-- Supplied records start --

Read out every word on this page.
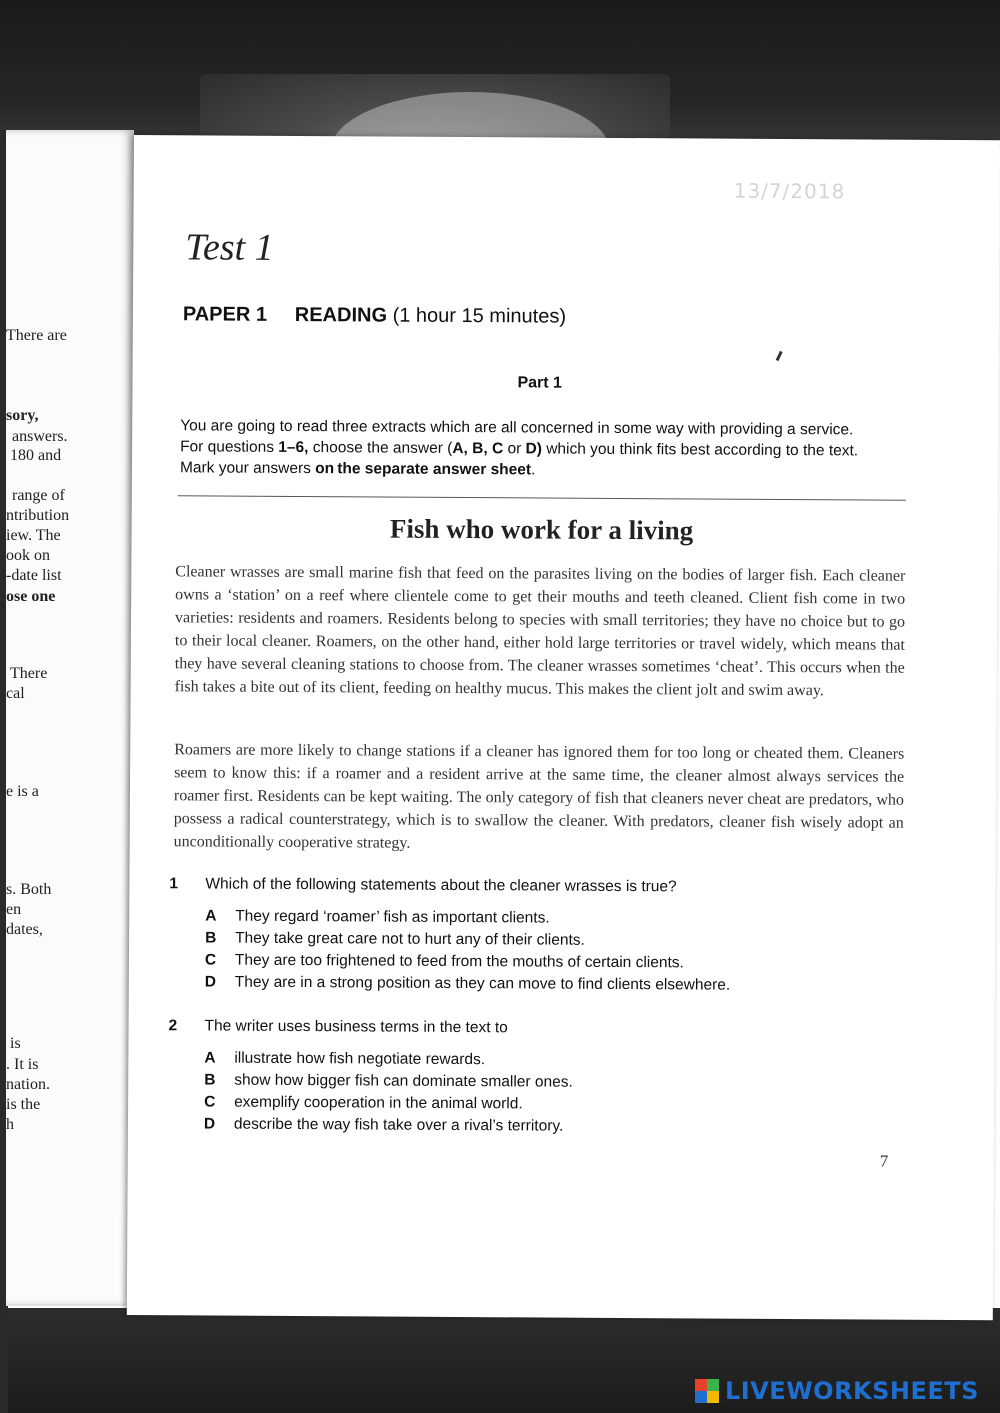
There are
sory,
answers.
180 and
range of
ntribution
iew. The
ook on
-date list
ose one
There
cal
e is a
s. Both
en
dates,
is
. It is
nation.
is the
h
13/7/2018
Test 1
PAPER 1 READING (1 hour 15 minutes)
Part 1
You are going to read three extracts which are all concerned in some way with providing a service.
For questions 1–6, choose the answer (A, B, C or D) which you think fits best according to the text.
Mark your answers on  the separate answer sheet.
Fish who work for a living
Cleaner wrasses are small marine fish that feed on the parasites living on the bodies of larger fish. Each cleaner owns a ‘station’ on a reef where clientele come to get their mouths and teeth cleaned. Client fish come in two varieties: residents and roamers. Residents belong to species with small territories; they have no choice but to go to their local cleaner. Roamers, on the other hand, either hold large territories or travel widely, which means that they have several cleaning stations to choose from. The cleaner wrasses sometimes ‘cheat’. This occurs when the fish takes a bite out of its client, feeding on healthy mucus. This makes the client jolt and swim away.
Roamers are more likely to change stations if a cleaner has ignored them for too long or cheated them. Cleaners seem to know this: if a roamer and a resident arrive at the same time, the cleaner almost always services the roamer first. Residents can be kept waiting. The only category of fish that cleaners never cheat are predators, who possess a radical counterstrategy, which is to swallow the cleaner. With predators, cleaner fish wisely adopt an unconditionally cooperative strategy.
1 Which of the following statements about the cleaner wrasses is true?
A They regard ‘roamer’ fish as important clients.
B They take great care not to hurt any of their clients.
C They are too frightened to feed from the mouths of certain clients.
D They are in a strong position as they can move to find clients elsewhere.
2 The writer uses business terms in the text to
A illustrate how fish negotiate rewards.
B show how bigger fish can dominate smaller ones.
C exemplify cooperation in the animal world.
D describe the way fish take over a rival’s territory.
7
LIVEWORKSHEETS
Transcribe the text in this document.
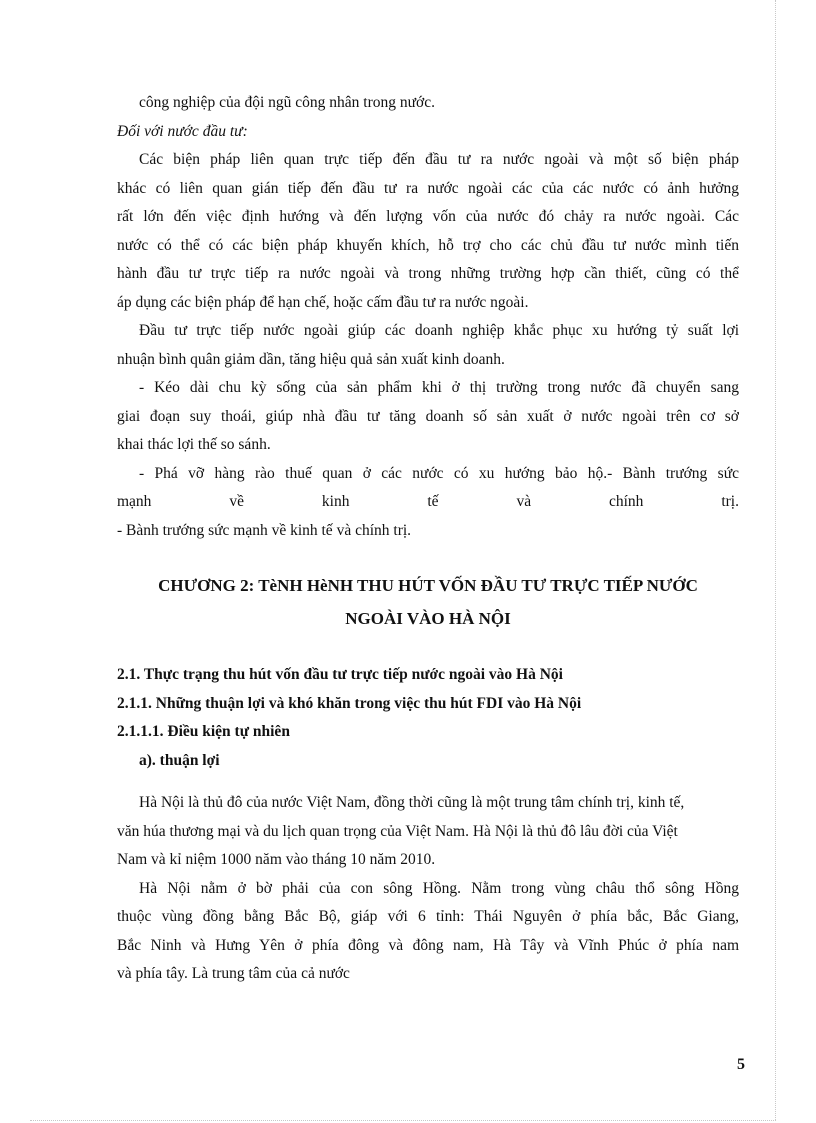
công nghiệp của đội ngũ công nhân trong nước.
Đối với nước đầu tư:
Các biện pháp liên quan trực tiếp đến đầu tư ra nước ngoài và một số biện pháp
khác có liên quan gián tiếp đến đầu tư ra nước ngoài các của các nước có ảnh hưởng
rất lớn đến việc định hướng và đến lượng vốn của nước đó chảy ra nước ngoài. Các
nước có thể có các biện pháp khuyến khích, hỗ trợ cho các chủ đầu tư nước mình tiến
hành đầu tư trực tiếp ra nước ngoài và trong những trường hợp cần thiết, cũng có thể
áp dụng các biện pháp để hạn chế, hoặc cấm đầu tư ra nước ngoài.
Đầu tư trực tiếp nước ngoài giúp các doanh nghiệp khắc phục xu hướng tỷ suất lợi
nhuận bình quân giảm dần, tăng hiệu quả sản xuất kinh doanh.
- Kéo dài chu kỳ sống của sản phẩm khi ở thị trường trong nước đã chuyển sang
giai đoạn suy thoái, giúp nhà đầu tư tăng doanh số sản xuất ở nước ngoài trên cơ sở
khai thác lợi thế so sánh.
- Phá vỡ hàng rào thuế quan ở các nước có xu hướng bảo hộ.- Bành trướng sức
mạnh về kinh tế và chính trị.
- Bành trướng sức mạnh về kinh tế và chính trị.
CHƯƠNG 2: TèNH HèNH THU HÚT VỐN ĐẦU TƯ TRỰC TIẾP NƯỚC
NGOÀI VÀO HÀ NỘI
2.1. Thực trạng thu hút vốn đầu tư trực tiếp nước ngoài vào Hà Nội
2.1.1. Những thuận lợi và khó khăn trong việc thu hút FDI vào Hà Nội
2.1.1.1. Điều kiện tự nhiên
a). thuận lợi
Hà Nội là thủ đô của nước Việt Nam, đồng thời cũng là một trung tâm chính trị, kinh tế,
văn húa thương mại và du lịch quan trọng của Việt Nam. Hà Nội là thủ đô lâu đời của Việt
Nam và kỉ niệm 1000 năm vào tháng 10 năm 2010.
Hà Nội nằm ở bờ phải của con sông Hồng. Nằm trong vùng châu thổ sông Hồng
thuộc vùng đồng bằng Bắc Bộ, giáp với 6 tỉnh: Thái Nguyên ở phía bắc, Bắc Giang,
Bắc Ninh và Hưng Yên ở phía đông và đông nam, Hà Tây và Vĩnh Phúc ở phía nam
và phía tây. Là trung tâm của cả nước
5
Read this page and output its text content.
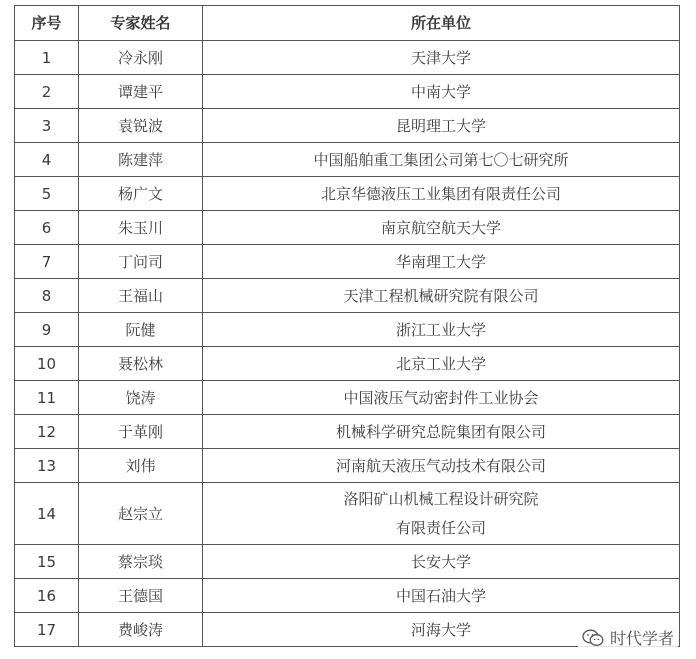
序号	专家姓名	所在单位
1	冷永刚	天津大学

2	谭建平	中南大学

3	袁锐波	昆明理工大学

4	陈建萍	中国船舶重工集团公司第七〇七研究所

5	杨广文	北京华德液压工业集团有限责任公司

6	朱玉川	南京航空航天大学

7	丁问司	华南理工大学

8	王福山	天津工程机械研究院有限公司

9	阮健	浙江工业大学

10	聂松林	北京工业大学

11	饶涛	中国液压气动密封件工业协会

12	于革刚	机械科学研究总院集团有限公司

13	刘伟	河南航天液压气动技术有限公司

14	赵宗立	洛阳矿山机械工程设计研究院
有限责任公司

15	蔡宗琰	长安大学

16	王德国	中国石油大学

17	费峻涛	河海大学	时代学者
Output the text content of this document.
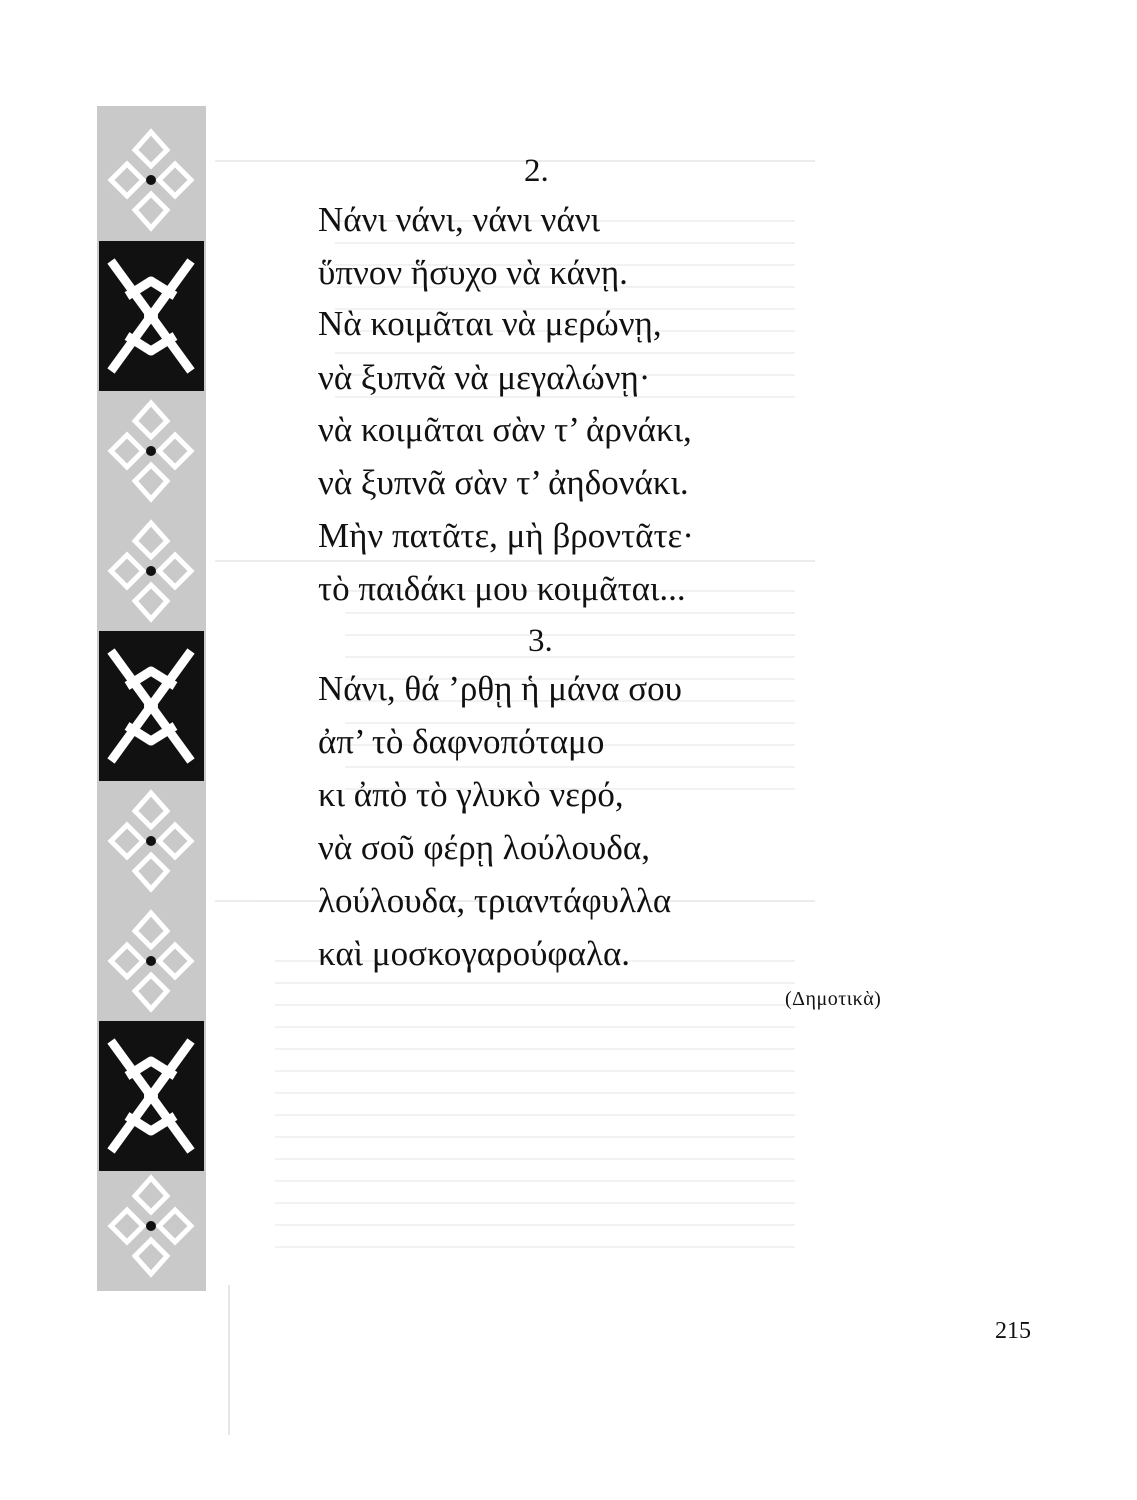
2.
Νάνι νάνι, νάνι νάνι
ὕπνον ἥσυχο νὰ κάνῃ.
Νὰ κοιμᾶται νὰ μερώνῃ,
νὰ ξυπνᾶ νὰ μεγαλώνῃ·
νὰ κοιμᾶται σὰν τ’ ἀρνάκι,
νὰ ξυπνᾶ σὰν τ’ ἀηδονάκι.
Μὴν πατᾶτε, μὴ βροντᾶτε·
τὸ παιδάκι μου κοιμᾶται...
3.
Νάνι, θά ’ρθῃ ἡ μάνα σου
ἀπ’ τὸ δαφνοπόταμο
κι ἀπὸ τὸ γλυκὸ νερό,
νὰ σοῦ φέρῃ λούλουδα,
λούλουδα, τριαντάφυλλα
καὶ μοσκογαρούφαλα.
(Δημοτικὰ)
215
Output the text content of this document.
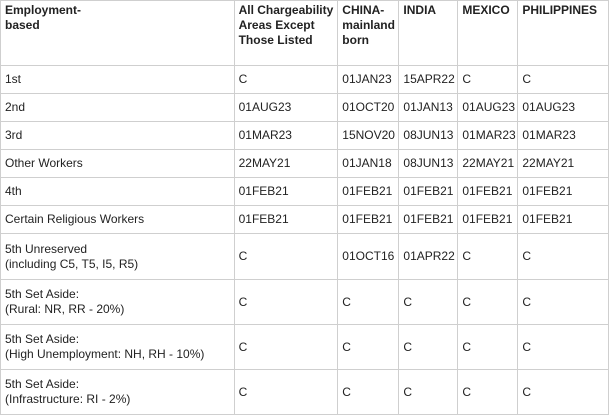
Employment-
based	All Chargeability Areas Except Those Listed	CHINA-mainland born	INDIA	MEXICO	PHILIPPINES
1st	C	01JAN23	15APR22	C	C
2nd	01AUG23	01OCT20	01JAN13	01AUG23	01AUG23
3rd	01MAR23	15NOV20	08JUN13	01MAR23	01MAR23
Other Workers	22MAY21	01JAN18	08JUN13	22MAY21	22MAY21
4th	01FEB21	01FEB21	01FEB21	01FEB21	01FEB21
Certain Religious Workers	01FEB21	01FEB21	01FEB21	01FEB21	01FEB21
5th Unreserved
(including C5, T5, I5, R5)	C	01OCT16	01APR22	C	C
5th Set Aside:
(Rural: NR, RR - 20%)	C	C	C	C	C
5th Set Aside:
(High Unemployment: NH, RH - 10%)	C	C	C	C	C
5th Set Aside:
(Infrastructure: RI - 2%)	C	C	C	C	C
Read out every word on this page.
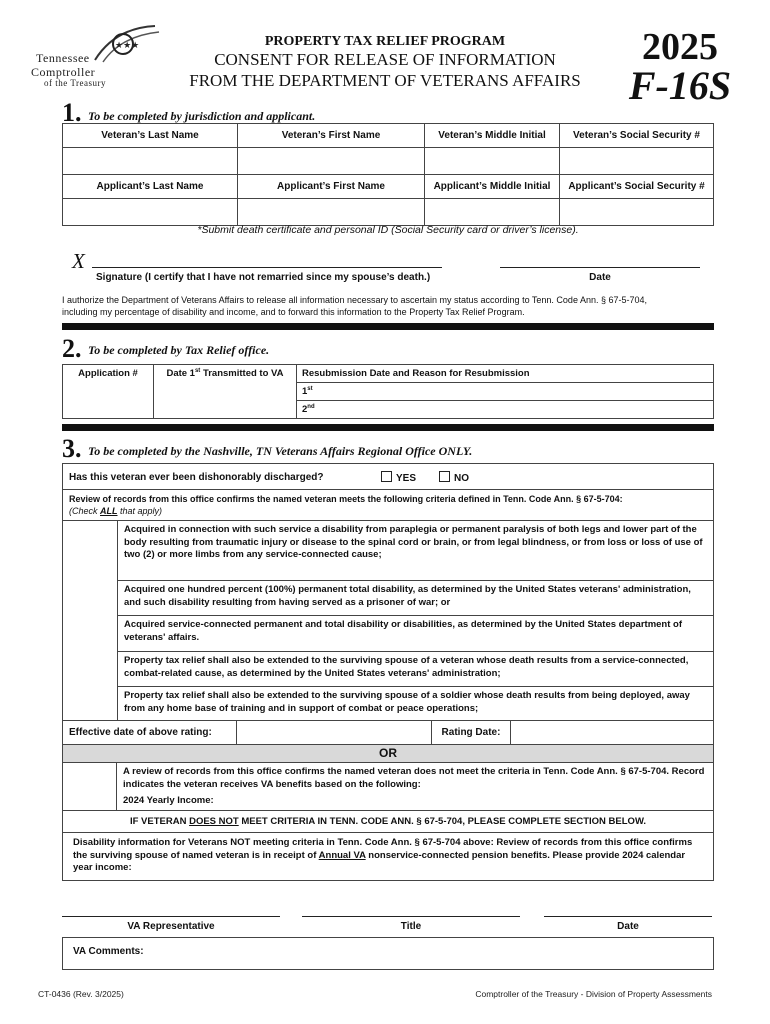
★★★
Tennessee
Comptroller
of the Treasury
PROPERTY TAX RELIEF PROGRAM
CONSENT FOR RELEASE OF INFORMATION
FROM THE DEPARTMENT OF VETERANS AFFAIRS
2025
F-16S
1. To be completed by jurisdiction and applicant.
Veteran’s Last Name	Veteran’s First Name	Veteran’s Middle Initial	Veteran’s Social Security #

Applicant’s Last Name	Applicant’s First Name	Applicant’s Middle Initial	Applicant’s Social Security #

*Submit death certificate and personal ID (Social Security card or driver’s license).
X
Signature (I certify that I have not remarried since my spouse’s death.)	Date
I authorize the Department of Veterans Affairs to release all information necessary to ascertain my status according to Tenn. Code Ann. § 67-5-704,
including my percentage of disability and income, and to forward this information to the Property Tax Relief Program.
2. To be completed by Tax Relief office.
Application #	Date 1st Transmitted to VA	Resubmission Date and Reason for Resubmission
1st
2nd
3. To be completed by the Nashville, TN Veterans Affairs Regional Office ONLY.
Has this veteran ever been dishonorably discharged?	YES	NO
Review of records from this office confirms the named veteran meets the following criteria defined in Tenn. Code Ann. § 67-5-704:
(Check ALL that apply)
Acquired in connection with such service a disability from paraplegia or permanent paralysis of both legs and lower part of the body resulting from traumatic injury or disease to the spinal cord or brain, or from legal blindness, or from loss or loss of use of two (2) or more limbs from any service-connected cause;
Acquired one hundred percent (100%) permanent total disability, as determined by the United States veterans' administration, and such disability resulting from having served as a prisoner of war; or
Acquired service-connected permanent and total disability or disabilities, as determined by the United States department of veterans' affairs.
Property tax relief shall also be extended to the surviving spouse of a veteran whose death results from a service-connected, combat-related cause, as determined by the United States veterans' administration;
Property tax relief shall also be extended to the surviving spouse of a soldier whose death results from being deployed, away from any home base of training and in support of combat or peace operations;
Effective date of above rating:	Rating Date:
OR
A review of records from this office confirms the named veteran does not meet the criteria in Tenn. Code Ann. § 67-5-704. Record indicates the veteran receives VA benefits based on the following:
2024 Yearly Income:
IF VETERAN DOES NOT MEET CRITERIA IN TENN. CODE ANN. § 67-5-704, PLEASE COMPLETE SECTION BELOW.
Disability information for Veterans NOT meeting criteria in Tenn. Code Ann. § 67-5-704 above: Review of records from this office confirms the surviving spouse of named veteran is in receipt of Annual VA nonservice-connected pension benefits. Please provide 2024 calendar year income:
VA Representative	Title	Date
VA Comments:
CT-0436 (Rev. 3/2025)	Comptroller of the Treasury - Division of Property Assessments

-- Supplied records end --

Exercise prompt: Count every line in the entries above where the word "Treasury" appears; respond with the number alone.

Correct response: 2